It is my hope that anyone who records NMR data and processes it using software such as MestreNova will now consider using the mechanism above to accompany their submitted articles, rather than just automatically pasting a static image of the spectrum into a PDF file as "supporting information". This is part of what is meant by "managed research data" (RDM).

One cannot help but note that many types of scientific instrument nowadays come with bespoke software for analysing the data they produce. Very often this software is unavailable to anyone who has not purchased the instrument itself. To make the data available to others, the processed data and its visual interpretation often have to be reduced, with much consequent information loss, to a lowest common denominator format such as Acrobat/PDF. Here we see a mechanism for avoiding any such information loss whilst enabling, for that dataset only, the full potential for (re)analysing the data. It will be interesting to see if other examples of this model or its equivalent emerge in the near future.

 
 
 

Research data: Managing spectroscopy-NMR.

Wednesday, March 16th, 2016

At the ACS conference, I have attended many talks these last four days, but one made some “connections” which intrigued me. I tell its story (or a part of it) here.

But to start, try the following experiment.

  1. Find a Word document of .docx type on your hard drive
  2. Remove the .docx suffix and replace it with a .zip suffix.
  3. Expand as if it is an archive (it is!).
  4. A folder is created and this itself contains four further folders. These all contain XML files, and in the sub-folder actually called word you will find something called document.xml That file contains the visible content of the document; all the others are support documents, including styles etc.

_What is needed_.
Rewrite the passage of the source text on managing NMR research data that opens with the words containing "At the ACS conference, I" and closes with "including styles etc.", renaming "hard drive" as "disk".

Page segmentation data
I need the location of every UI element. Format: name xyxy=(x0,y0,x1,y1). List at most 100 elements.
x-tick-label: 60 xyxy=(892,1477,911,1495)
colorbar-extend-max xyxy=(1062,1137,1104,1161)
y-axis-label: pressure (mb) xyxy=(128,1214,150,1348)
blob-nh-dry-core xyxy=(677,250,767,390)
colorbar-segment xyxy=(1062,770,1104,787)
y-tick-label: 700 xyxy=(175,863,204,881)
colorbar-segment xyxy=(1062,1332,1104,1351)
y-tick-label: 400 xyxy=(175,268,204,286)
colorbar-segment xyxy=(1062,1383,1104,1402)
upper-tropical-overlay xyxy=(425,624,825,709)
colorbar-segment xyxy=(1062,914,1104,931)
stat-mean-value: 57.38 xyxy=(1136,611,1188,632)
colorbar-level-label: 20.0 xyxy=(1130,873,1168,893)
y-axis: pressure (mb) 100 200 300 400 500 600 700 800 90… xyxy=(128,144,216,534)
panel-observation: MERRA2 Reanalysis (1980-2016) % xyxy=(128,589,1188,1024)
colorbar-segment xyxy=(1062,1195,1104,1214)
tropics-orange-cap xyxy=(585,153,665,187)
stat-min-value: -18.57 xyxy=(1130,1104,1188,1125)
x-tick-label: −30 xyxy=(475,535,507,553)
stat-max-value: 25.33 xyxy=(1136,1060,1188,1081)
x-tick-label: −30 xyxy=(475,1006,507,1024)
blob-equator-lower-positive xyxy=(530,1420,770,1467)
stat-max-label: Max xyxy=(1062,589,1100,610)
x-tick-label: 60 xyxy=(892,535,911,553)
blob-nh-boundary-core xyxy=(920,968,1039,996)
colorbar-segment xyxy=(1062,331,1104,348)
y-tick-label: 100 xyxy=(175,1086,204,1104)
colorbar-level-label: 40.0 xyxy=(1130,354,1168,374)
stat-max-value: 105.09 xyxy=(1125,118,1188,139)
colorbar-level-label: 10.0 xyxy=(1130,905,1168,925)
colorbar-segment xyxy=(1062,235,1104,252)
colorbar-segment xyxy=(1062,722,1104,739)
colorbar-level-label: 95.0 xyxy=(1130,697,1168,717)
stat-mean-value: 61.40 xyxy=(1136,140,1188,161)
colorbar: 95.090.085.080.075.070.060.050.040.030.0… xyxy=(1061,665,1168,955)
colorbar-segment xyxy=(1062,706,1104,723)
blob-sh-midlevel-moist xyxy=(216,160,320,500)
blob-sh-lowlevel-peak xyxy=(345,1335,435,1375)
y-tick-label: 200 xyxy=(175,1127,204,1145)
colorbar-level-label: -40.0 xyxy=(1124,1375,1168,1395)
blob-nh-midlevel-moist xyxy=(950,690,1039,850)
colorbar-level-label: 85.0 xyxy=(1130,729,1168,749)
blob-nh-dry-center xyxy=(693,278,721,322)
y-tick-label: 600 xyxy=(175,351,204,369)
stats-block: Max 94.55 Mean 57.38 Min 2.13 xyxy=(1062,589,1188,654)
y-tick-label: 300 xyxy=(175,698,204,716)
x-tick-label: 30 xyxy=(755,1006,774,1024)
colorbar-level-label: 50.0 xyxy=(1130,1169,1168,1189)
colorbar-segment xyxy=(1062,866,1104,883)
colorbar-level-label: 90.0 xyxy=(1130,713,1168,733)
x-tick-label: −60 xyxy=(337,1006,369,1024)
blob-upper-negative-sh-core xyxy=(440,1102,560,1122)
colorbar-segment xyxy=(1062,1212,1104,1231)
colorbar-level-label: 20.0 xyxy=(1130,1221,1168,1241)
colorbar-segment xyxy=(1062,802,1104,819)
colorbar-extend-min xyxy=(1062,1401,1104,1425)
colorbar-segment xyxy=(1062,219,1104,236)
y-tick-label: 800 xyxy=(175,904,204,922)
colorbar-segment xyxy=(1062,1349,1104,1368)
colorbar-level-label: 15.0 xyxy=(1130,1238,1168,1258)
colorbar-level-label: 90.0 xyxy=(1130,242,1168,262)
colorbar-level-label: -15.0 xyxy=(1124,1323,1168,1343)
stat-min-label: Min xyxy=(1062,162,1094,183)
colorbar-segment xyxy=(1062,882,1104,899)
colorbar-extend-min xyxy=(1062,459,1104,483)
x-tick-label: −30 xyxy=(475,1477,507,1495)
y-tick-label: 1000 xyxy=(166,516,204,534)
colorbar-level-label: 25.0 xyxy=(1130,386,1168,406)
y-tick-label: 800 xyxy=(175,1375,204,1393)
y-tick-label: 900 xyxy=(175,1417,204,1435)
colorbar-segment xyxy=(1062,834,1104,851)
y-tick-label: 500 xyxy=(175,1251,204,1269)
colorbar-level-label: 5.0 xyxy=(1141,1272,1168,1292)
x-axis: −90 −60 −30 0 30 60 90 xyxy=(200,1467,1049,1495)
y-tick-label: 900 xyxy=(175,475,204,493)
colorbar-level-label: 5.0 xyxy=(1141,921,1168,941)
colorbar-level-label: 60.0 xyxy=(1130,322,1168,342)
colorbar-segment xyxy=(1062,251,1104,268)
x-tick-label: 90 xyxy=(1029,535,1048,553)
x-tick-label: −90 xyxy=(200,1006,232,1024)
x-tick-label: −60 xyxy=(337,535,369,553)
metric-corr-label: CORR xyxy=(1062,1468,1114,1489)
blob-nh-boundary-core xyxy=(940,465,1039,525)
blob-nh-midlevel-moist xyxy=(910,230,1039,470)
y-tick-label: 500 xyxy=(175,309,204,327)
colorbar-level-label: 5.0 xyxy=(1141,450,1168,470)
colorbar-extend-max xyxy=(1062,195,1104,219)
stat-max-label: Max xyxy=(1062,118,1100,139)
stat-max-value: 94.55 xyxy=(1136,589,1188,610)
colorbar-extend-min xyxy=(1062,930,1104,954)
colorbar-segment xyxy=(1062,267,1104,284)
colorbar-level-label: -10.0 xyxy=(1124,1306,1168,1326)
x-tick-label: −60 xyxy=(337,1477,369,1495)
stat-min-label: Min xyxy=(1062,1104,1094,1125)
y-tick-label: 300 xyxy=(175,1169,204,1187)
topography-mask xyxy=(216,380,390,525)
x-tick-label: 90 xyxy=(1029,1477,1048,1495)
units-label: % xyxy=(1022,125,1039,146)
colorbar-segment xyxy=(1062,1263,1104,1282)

_Response area_.
At the ACS conference, I have attended many talks these last four days, but one made some “connections” which intrigued me. I tell its story (or a part of it) here.

But to start, try the following experiment.

  1. Find a Word document of .docx type on your disk
  2. Remove the .docx suffix and replace it with a .zip suffix.
  3. Expand as if it is an archive (it is!).
  4. A folder is created and this itself contains four further folders. These all contain XML files, and in the sub-folder actually called word you will find something called document.xml That file contains the visible content of the document; all the others are support documents, including styles etc.